(Stored data)
------------------------------------------------------------

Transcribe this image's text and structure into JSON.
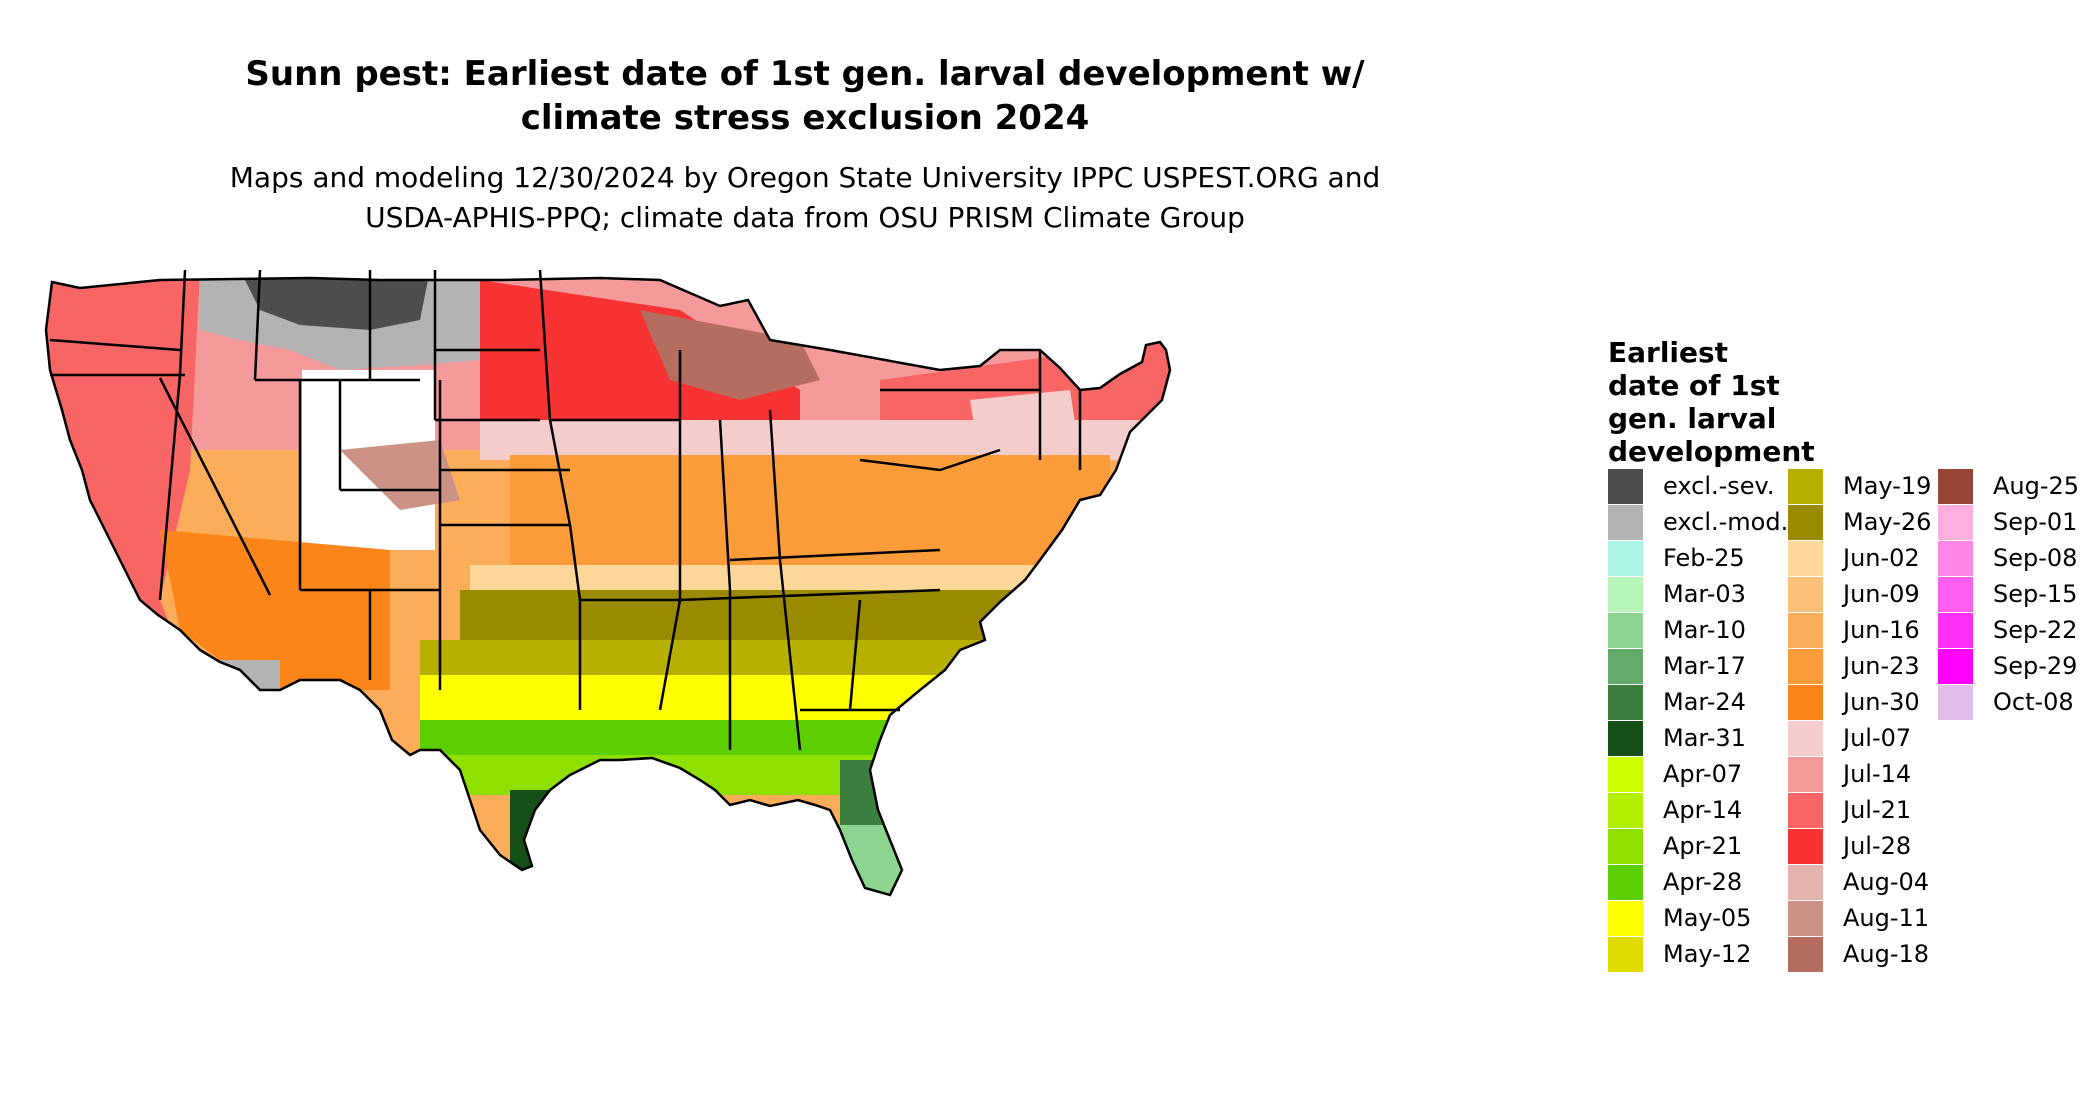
{
  "title_line1": "Sunn pest: Earliest date of 1st gen. larval development w/",
  "title_line2": "climate stress exclusion 2024",
  "subtitle_line1": "Maps and modeling 12/30/2024 by Oregon State University IPPC USPEST.ORG and",
  "subtitle_line2": "USDA-APHIS-PPQ; climate data from OSU PRISM Climate Group",
  "legend": {
    "title_lines": [
      "Earliest",
      "date of 1st",
      "gen. larval",
      "development"
    ],
    "items": [
      {
        "label": "excl.-sev.",
        "color": "#4d4d4d"
      },
      {
        "label": "excl.-mod.",
        "color": "#b3b3b3"
      },
      {
        "label": "Feb-25",
        "color": "#aaf5e6"
      },
      {
        "label": "Mar-03",
        "color": "#b8f5b8"
      },
      {
        "label": "Mar-10",
        "color": "#8cd48f"
      },
      {
        "label": "Mar-17",
        "color": "#63aa6a"
      },
      {
        "label": "Mar-24",
        "color": "#3c7e3e"
      },
      {
        "label": "Mar-31",
        "color": "#154f17"
      },
      {
        "label": "Apr-07",
        "color": "#ccff00"
      },
      {
        "label": "Apr-14",
        "color": "#b2ee00"
      },
      {
        "label": "Apr-21",
        "color": "#8fe000"
      },
      {
        "label": "Apr-28",
        "color": "#5ccf00"
      },
      {
        "label": "May-05",
        "color": "#ffff00"
      },
      {
        "label": "May-12",
        "color": "#e0dc00"
      },
      {
        "label": "May-19",
        "color": "#b8b000"
      },
      {
        "label": "May-26",
        "color": "#9a8a00"
      },
      {
        "label": "Jun-02",
        "color": "#fdd79a"
      },
      {
        "label": "Jun-09",
        "color": "#fcc078"
      },
      {
        "label": "Jun-16",
        "color": "#fcad5a"
      },
      {
        "label": "Jun-23",
        "color": "#fb9b3a"
      },
      {
        "label": "Jun-30",
        "color": "#fb8518"
      },
      {
        "label": "Jul-07",
        "color": "#f5cccc"
      },
      {
        "label": "Jul-14",
        "color": "#f59a9a"
      },
      {
        "label": "Jul-21",
        "color": "#f76565"
      },
      {
        "label": "Jul-28",
        "color": "#f73232"
      },
      {
        "label": "Aug-04",
        "color": "#e6b4ae"
      },
      {
        "label": "Aug-11",
        "color": "#cd9286"
      },
      {
        "label": "Aug-18",
        "color": "#b46d5f"
      },
      {
        "label": "Aug-25",
        "color": "#974534"
      },
      {
        "label": "Sep-01",
        "color": "#ffaee0"
      },
      {
        "label": "Sep-08",
        "color": "#ff86e6"
      },
      {
        "label": "Sep-15",
        "color": "#ff5ef0"
      },
      {
        "label": "Sep-22",
        "color": "#ff30f6"
      },
      {
        "label": "Sep-29",
        "color": "#ff00ff"
      },
      {
        "label": "Oct-08",
        "color": "#e0bde6"
      }
    ]
  }
}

------------------------------------------------------------

Omit the pictures and output all of the other material exactly.

THE OUTPUT
Transcribe this image's text and structure into JSON.
{
  "title_line1": "Sunn pest: Earliest date of 1st gen. larval development w/",
  "title_line2": "climate stress exclusion 2024",
  "subtitle_line1": "Maps and modeling 12/30/2024 by Oregon State University IPPC USPEST.ORG and",
  "subtitle_line2": "USDA-APHIS-PPQ; climate data from OSU PRISM Climate Group",
  "legend": {
    "title_lines": [
      "Earliest",
      "date of 1st",
      "gen. larval",
      "development"
    ],
    "items": [
      {
        "label": "excl.-sev.",
        "color": "#4d4d4d"
      },
      {
        "label": "excl.-mod.",
        "color": "#b3b3b3"
      },
      {
        "label": "Feb-25",
        "color": "#aaf5e6"
      },
      {
        "label": "Mar-03",
        "color": "#b8f5b8"
      },
      {
        "label": "Mar-10",
        "color": "#8cd48f"
      },
      {
        "label": "Mar-17",
        "color": "#63aa6a"
      },
      {
        "label": "Mar-24",
        "color": "#3c7e3e"
      },
      {
        "label": "Mar-31",
        "color": "#154f17"
      },
      {
        "label": "Apr-07",
        "color": "#ccff00"
      },
      {
        "label": "Apr-14",
        "color": "#b2ee00"
      },
      {
        "label": "Apr-21",
        "color": "#8fe000"
      },
      {
        "label": "Apr-28",
        "color": "#5ccf00"
      },
      {
        "label": "May-05",
        "color": "#ffff00"
      },
      {
        "label": "May-12",
        "color": "#e0dc00"
      },
      {
        "label": "May-19",
        "color": "#b8b000"
      },
      {
        "label": "May-26",
        "color": "#9a8a00"
      },
      {
        "label": "Jun-02",
        "color": "#fdd79a"
      },
      {
        "label": "Jun-09",
        "color": "#fcc078"
      },
      {
        "label": "Jun-16",
        "color": "#fcad5a"
      },
      {
        "label": "Jun-23",
        "color": "#fb9b3a"
      },
      {
        "label": "Jun-30",
        "color": "#fb8518"
      },
      {
        "label": "Jul-07",
        "color": "#f5cccc"
      },
      {
        "label": "Jul-14",
        "color": "#f59a9a"
      },
      {
        "label": "Jul-21",
        "color": "#f76565"
      },
      {
        "label": "Jul-28",
        "color": "#f73232"
      },
      {
        "label": "Aug-04",
        "color": "#e6b4ae"
      },
      {
        "label": "Aug-11",
        "color": "#cd9286"
      },
      {
        "label": "Aug-18",
        "color": "#b46d5f"
      },
      {
        "label": "Aug-25",
        "color": "#974534"
      },
      {
        "label": "Sep-01",
        "color": "#ffaee0"
      },
      {
        "label": "Sep-08",
        "color": "#ff86e6"
      },
      {
        "label": "Sep-15",
        "color": "#ff5ef0"
      },
      {
        "label": "Sep-22",
        "color": "#ff30f6"
      },
      {
        "label": "Sep-29",
        "color": "#ff00ff"
      },
      {
        "label": "Oct-08",
        "color": "#e0bde6"
      }
    ]
  }
}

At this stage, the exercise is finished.